:: STATED PROBLEM ::
Transcribe each line of the records below exactly, excluding any embedded images.

(Saved entries)
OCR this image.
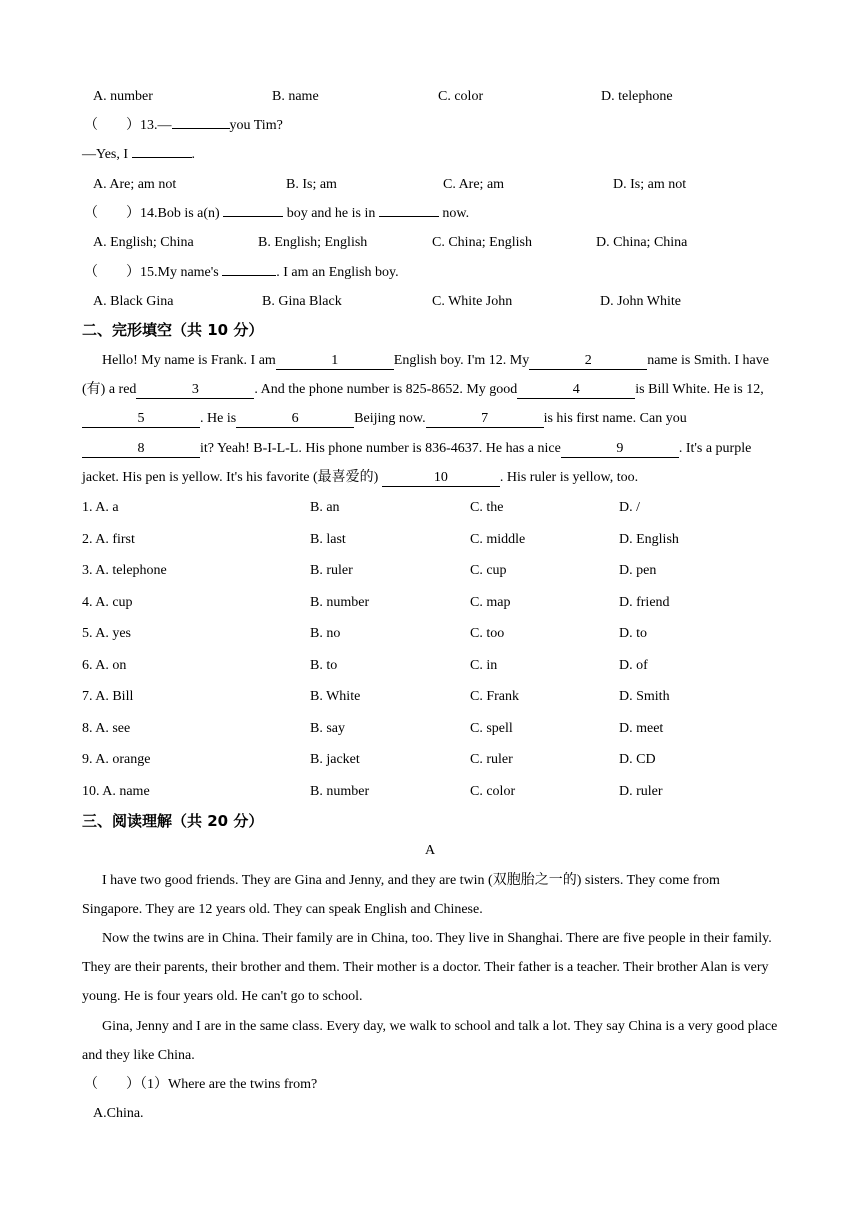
A. number	B. name	C. color	D. telephone
（　　）13.—	you Tim?
—Yes, I	.
A. Are; am not	B. Is; am	C. Are; am	D. Is; am not
（　　）14.Bob is a(n)	boy and he is in	now.
A. English; China	B. English; English	C. China; English	D. China; China
（　　）15.My name's	. I am an English boy.
A. Black Gina	B. Gina Black	C. White John	D. John White
二、完形填空（共 10 分）
Hello! My name is Frank. I am	1	English boy. I'm 12. My	2	name is Smith. I have (有) a red	3	. And the phone number is 825-8652. My good	4	is Bill White. He is 12,5	. He is	6	Beijing now.	7	is his first name. Can you8	it? Yeah! B-I-L-L. His phone number is 836-4637. He has a nice	9	. It's a purple jacket. His pen is yellow. It's his favorite (最喜爱的)	10	. His ruler is yellow, too.
1. A. a	B. an	C. the	D. /
2. A. first	B. last	C. middle	D. English
3. A. telephone	B. ruler	C. cup	D. pen
4. A. cup	B. number	C. map	D. friend
5. A. yes	B. no	C. too	D. to
6. A. on	B. to	C. in	D. of
7. A. Bill	B. White	C. Frank	D. Smith
8. A. see	B. say	C. spell	D. meet
9. A. orange	B. jacket	C. ruler	D. CD
10. A. name	B. number	C. color	D. ruler
三、阅读理解（共 20 分）
A
I have two good friends. They are Gina and Jenny, and they are twin (双胞胎之一的) sisters. They come from Singapore. They are 12 years old. They can speak English and Chinese.
Now the twins are in China. Their family are in China, too. They live in Shanghai. There are five people in their family. They are their parents, their brother and them. Their mother is a doctor. Their father is a teacher. Their brother Alan is very young. He is four years old. He can't go to school.
Gina, Jenny and I are in the same class. Every day, we walk to school and talk a lot. They say China is a very good place and they like China.
（　　）（1）Where are the twins from?
A.China.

:: EXERCISE RESPONSE ::
OCR this image.
A. number	B. name	C. color	D. telephone
（　　）13.—	you Tim?
—Yes, I	.
A. Are; am not	B. Is; am	C. Are; am	D. Is; am not
（　　）14.Bob is a(n)	boy and he is in	now.
A. English; China	B. English; English	C. China; English	D. China; China
（　　）15.My name's	. I am an English boy.
A. Black Gina	B. Gina Black	C. White John	D. John White
二、完形填空（共 10 分）
Hello! My name is Frank. I am	1	English boy. I'm 12. My	2	name is Smith. I have (有) a red	3	. And the phone number is 825-8652. My good	4	is Bill White. He is 12,5	. He is	6	Beijing now.	7	is his first name. Can you8	it? Yeah! B-I-L-L. His phone number is 836-4637. He has a nice	9	. It's a purple jacket. His pen is yellow. It's his favorite (最喜爱的)	10	. His ruler is yellow, too.
1. A. a	B. an	C. the	D. /
2. A. first	B. last	C. middle	D. English
3. A. telephone	B. ruler	C. cup	D. pen
4. A. cup	B. number	C. map	D. friend
5. A. yes	B. no	C. too	D. to
6. A. on	B. to	C. in	D. of
7. A. Bill	B. White	C. Frank	D. Smith
8. A. see	B. say	C. spell	D. meet
9. A. orange	B. jacket	C. ruler	D. CD
10. A. name	B. number	C. color	D. ruler
三、阅读理解（共 20 分）
A
I have two good friends. They are Gina and Jenny, and they are twin (双胞胎之一的) sisters. They come from Singapore. They are 12 years old. They can speak English and Chinese.
Now the twins are in China. Their family are in China, too. They live in Shanghai. There are five people in their family. They are their parents, their brother and them. Their mother is a doctor. Their father is a teacher. Their brother Alan is very young. He is four years old. He can't go to school.
Gina, Jenny and I are in the same class. Every day, we walk to school and talk a lot. They say China is a very good place and they like China.
（　　）（1）Where are the twins from?
A.China.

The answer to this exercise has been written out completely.